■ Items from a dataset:
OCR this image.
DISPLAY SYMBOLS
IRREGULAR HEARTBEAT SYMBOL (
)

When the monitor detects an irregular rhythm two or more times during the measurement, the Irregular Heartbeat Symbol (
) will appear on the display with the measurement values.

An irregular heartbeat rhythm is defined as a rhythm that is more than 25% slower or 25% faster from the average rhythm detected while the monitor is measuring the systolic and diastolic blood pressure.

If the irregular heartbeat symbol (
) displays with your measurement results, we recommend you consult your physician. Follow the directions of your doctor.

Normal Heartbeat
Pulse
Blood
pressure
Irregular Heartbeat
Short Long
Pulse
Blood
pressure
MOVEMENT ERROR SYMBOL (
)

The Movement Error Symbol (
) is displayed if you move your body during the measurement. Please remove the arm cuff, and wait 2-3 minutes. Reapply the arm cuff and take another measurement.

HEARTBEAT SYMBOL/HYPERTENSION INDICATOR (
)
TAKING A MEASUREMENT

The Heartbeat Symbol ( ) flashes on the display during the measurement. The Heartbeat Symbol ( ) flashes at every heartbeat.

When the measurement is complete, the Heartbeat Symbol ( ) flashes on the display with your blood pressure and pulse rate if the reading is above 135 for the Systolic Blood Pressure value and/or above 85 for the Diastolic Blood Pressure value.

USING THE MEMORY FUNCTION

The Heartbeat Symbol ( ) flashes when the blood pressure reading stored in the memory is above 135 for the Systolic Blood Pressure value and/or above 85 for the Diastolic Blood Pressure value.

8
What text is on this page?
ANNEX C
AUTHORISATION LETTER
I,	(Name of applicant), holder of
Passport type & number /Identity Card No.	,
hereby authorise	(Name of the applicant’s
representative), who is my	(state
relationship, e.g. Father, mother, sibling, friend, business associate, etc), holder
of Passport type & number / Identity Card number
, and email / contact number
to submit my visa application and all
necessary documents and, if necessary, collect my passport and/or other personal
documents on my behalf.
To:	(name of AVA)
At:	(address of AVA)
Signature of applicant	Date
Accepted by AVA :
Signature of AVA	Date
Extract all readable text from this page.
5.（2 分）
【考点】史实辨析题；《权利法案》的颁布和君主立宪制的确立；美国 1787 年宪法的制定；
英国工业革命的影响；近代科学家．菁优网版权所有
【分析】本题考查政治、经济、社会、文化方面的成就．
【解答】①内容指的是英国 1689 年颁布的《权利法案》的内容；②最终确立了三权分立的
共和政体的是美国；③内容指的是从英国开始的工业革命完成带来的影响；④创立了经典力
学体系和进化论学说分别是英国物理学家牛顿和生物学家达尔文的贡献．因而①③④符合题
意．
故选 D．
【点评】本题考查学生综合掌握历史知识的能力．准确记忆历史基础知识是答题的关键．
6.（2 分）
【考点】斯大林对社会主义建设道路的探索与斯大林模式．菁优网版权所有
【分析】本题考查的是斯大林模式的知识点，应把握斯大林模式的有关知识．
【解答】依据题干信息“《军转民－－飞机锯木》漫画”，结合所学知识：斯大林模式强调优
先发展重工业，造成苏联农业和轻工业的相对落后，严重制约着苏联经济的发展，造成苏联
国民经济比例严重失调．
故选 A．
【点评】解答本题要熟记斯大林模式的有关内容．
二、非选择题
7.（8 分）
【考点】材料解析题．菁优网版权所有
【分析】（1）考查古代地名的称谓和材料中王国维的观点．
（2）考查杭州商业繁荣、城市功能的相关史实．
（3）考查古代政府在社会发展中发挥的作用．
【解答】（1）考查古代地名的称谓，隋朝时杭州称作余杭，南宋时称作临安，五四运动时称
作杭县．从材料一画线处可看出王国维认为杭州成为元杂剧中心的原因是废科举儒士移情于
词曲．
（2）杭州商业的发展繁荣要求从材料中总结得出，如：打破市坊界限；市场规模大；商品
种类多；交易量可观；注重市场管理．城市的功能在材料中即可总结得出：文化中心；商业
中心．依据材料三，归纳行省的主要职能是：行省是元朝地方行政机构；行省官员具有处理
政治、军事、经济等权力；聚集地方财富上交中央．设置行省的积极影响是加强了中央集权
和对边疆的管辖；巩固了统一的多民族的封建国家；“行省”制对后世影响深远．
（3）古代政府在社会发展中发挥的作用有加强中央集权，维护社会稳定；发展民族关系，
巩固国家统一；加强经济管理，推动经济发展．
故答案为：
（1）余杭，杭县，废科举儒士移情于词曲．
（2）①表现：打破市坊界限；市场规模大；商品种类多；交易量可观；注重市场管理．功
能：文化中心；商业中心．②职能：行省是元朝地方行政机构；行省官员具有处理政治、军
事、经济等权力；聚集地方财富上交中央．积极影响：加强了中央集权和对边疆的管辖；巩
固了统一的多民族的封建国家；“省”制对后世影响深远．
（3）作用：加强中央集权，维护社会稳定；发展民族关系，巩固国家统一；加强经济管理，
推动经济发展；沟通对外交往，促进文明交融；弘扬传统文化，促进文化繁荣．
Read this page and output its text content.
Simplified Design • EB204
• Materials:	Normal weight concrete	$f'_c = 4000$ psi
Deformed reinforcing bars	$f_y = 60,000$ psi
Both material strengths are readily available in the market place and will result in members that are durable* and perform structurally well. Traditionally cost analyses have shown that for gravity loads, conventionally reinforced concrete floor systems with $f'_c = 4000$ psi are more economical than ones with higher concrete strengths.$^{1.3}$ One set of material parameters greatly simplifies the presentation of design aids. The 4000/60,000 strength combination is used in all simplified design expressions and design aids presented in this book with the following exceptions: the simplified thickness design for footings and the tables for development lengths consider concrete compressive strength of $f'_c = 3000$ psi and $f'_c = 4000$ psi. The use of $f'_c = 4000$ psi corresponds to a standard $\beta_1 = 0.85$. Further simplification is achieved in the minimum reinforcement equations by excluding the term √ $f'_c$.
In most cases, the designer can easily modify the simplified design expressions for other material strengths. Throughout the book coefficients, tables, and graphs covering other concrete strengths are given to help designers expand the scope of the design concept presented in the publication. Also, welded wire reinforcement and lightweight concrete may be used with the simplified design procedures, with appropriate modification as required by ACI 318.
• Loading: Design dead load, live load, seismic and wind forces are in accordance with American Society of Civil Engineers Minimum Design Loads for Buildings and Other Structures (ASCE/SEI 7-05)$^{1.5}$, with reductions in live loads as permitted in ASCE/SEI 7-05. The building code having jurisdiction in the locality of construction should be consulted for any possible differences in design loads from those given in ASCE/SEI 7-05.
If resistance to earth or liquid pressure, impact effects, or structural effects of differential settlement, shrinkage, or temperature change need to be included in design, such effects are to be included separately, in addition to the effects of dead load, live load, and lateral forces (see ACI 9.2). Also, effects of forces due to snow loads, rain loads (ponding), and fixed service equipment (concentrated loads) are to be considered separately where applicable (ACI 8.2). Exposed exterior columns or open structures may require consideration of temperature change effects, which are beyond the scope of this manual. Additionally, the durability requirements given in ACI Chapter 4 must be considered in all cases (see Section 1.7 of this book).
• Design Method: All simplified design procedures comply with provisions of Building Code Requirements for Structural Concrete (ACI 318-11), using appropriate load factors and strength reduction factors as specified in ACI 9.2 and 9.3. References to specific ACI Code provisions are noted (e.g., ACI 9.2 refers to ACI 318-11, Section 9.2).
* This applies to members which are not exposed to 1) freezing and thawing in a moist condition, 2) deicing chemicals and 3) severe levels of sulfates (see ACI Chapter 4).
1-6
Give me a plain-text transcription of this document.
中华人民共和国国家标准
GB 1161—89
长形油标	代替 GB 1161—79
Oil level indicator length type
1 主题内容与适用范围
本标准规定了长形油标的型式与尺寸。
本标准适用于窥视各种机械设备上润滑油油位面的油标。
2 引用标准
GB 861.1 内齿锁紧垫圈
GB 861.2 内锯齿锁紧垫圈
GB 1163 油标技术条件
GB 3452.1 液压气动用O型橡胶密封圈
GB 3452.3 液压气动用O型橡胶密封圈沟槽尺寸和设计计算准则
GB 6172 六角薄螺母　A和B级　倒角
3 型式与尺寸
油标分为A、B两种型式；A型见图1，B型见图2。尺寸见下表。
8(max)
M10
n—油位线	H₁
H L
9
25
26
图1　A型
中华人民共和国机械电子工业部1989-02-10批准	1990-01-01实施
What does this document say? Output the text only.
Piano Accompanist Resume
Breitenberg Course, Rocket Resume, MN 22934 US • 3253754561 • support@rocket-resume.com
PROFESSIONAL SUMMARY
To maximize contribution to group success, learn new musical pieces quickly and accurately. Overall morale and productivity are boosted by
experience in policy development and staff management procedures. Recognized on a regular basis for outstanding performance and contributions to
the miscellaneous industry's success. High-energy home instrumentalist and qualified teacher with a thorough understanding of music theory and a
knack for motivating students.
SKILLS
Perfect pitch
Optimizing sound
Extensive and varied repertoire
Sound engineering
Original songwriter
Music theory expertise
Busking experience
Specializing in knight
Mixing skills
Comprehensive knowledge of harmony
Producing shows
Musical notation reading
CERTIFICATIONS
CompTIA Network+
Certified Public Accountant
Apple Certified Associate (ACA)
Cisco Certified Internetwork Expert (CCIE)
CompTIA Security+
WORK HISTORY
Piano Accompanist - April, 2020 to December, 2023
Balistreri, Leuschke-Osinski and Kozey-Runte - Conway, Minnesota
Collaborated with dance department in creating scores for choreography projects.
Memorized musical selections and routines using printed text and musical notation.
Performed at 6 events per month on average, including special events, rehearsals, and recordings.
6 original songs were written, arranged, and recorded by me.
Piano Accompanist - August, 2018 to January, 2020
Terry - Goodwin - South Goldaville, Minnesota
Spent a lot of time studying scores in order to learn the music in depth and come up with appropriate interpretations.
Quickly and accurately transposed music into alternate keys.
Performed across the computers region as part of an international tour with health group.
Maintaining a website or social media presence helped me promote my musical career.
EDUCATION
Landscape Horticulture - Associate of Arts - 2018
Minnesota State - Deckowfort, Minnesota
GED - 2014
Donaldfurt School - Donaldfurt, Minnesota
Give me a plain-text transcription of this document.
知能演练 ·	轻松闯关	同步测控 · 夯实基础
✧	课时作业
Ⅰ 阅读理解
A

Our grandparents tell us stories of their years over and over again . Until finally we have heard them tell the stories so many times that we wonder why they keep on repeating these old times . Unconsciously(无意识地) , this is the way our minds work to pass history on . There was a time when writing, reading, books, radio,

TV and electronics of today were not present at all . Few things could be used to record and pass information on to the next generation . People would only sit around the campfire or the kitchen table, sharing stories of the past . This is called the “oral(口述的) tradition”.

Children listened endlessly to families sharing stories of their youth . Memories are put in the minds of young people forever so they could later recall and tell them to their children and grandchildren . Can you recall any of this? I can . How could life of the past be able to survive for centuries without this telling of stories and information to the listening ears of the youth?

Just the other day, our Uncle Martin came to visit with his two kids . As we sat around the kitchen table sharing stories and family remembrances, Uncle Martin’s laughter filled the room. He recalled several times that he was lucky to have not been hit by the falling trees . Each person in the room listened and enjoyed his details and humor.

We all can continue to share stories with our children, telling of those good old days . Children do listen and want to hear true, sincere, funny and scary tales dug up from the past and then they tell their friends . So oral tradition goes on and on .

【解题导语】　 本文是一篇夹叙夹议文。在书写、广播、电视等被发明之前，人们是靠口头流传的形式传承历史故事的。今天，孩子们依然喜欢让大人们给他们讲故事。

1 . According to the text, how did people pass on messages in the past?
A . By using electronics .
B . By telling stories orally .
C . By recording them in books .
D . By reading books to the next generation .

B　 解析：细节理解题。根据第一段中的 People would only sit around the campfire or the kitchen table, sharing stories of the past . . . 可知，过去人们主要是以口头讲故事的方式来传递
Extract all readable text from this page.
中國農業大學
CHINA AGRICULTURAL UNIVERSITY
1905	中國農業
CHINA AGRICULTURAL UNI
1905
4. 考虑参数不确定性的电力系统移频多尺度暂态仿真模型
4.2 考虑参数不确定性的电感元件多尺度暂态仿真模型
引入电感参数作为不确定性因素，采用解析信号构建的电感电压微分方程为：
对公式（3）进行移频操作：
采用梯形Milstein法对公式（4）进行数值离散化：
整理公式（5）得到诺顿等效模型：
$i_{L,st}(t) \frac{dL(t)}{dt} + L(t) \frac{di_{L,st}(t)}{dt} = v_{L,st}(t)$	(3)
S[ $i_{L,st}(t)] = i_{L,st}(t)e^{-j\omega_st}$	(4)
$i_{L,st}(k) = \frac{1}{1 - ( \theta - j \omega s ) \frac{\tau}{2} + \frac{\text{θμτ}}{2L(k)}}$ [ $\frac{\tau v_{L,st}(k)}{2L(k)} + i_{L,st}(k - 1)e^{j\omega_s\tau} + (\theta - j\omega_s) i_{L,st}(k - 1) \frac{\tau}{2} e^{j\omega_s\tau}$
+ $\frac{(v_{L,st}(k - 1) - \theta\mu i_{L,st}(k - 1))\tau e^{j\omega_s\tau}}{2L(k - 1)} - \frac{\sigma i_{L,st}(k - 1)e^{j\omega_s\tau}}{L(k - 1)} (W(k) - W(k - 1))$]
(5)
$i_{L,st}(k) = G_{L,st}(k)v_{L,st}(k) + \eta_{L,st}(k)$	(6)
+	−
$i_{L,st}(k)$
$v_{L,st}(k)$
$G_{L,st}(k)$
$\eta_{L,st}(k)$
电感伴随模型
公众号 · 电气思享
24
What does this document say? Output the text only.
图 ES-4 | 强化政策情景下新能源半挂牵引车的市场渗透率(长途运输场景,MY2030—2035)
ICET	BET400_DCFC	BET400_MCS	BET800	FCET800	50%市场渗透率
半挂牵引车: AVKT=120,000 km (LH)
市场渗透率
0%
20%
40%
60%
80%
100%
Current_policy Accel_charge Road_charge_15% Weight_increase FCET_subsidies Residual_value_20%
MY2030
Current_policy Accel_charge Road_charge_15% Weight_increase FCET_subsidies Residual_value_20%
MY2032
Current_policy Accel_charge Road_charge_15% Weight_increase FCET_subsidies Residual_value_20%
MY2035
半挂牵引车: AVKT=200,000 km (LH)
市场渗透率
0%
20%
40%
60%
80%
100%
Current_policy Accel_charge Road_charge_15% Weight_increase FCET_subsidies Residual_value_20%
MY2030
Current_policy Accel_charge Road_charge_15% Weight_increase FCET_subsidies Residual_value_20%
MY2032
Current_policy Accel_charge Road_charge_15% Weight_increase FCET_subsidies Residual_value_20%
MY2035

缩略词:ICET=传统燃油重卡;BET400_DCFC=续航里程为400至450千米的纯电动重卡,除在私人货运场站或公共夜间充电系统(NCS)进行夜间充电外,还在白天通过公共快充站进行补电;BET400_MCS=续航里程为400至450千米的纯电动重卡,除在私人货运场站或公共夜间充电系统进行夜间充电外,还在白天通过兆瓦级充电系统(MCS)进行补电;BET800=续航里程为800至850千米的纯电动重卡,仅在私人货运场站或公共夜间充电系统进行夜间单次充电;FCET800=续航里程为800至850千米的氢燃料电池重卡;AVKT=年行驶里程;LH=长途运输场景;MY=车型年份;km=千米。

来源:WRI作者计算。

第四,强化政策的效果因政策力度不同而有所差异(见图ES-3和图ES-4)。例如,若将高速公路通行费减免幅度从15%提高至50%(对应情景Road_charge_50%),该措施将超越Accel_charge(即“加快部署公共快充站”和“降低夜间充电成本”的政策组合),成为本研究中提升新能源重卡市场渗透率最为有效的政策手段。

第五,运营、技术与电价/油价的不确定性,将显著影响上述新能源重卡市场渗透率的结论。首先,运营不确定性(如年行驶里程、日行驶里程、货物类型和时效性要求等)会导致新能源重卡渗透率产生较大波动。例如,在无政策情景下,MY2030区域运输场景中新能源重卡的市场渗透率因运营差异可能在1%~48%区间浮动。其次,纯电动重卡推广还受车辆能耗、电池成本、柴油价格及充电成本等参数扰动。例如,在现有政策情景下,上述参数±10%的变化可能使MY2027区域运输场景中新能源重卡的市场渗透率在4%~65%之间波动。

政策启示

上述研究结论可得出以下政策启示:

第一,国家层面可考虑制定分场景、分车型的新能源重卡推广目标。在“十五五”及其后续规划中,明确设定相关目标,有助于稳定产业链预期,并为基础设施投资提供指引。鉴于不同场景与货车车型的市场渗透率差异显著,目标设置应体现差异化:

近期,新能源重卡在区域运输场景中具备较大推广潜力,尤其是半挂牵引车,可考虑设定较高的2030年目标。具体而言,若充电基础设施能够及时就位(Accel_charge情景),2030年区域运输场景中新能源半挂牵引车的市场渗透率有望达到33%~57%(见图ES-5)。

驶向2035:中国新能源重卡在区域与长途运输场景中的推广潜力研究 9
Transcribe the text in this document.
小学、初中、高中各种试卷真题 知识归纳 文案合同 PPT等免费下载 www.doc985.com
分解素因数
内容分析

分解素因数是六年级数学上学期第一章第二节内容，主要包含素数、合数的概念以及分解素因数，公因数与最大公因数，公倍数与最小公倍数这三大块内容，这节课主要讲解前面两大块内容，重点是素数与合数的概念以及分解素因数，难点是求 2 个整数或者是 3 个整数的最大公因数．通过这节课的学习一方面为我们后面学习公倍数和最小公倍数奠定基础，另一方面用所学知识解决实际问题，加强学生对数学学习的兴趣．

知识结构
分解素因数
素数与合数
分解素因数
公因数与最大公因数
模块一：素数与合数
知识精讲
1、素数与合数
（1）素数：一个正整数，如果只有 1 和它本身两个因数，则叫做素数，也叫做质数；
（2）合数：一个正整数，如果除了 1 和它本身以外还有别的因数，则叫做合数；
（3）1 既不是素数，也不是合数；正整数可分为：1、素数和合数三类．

■ Task statement:
List all lines from the entries that include the word "electronics".

■ Complete answer:
TV and electronics of today were not present at all . Few things could be used to record and pass information on to the next generation . People would only sit around the campfire or the kitchen table, sharing stories of the past . This is called the “oral(口述的) tradition”.
A . By using electronics .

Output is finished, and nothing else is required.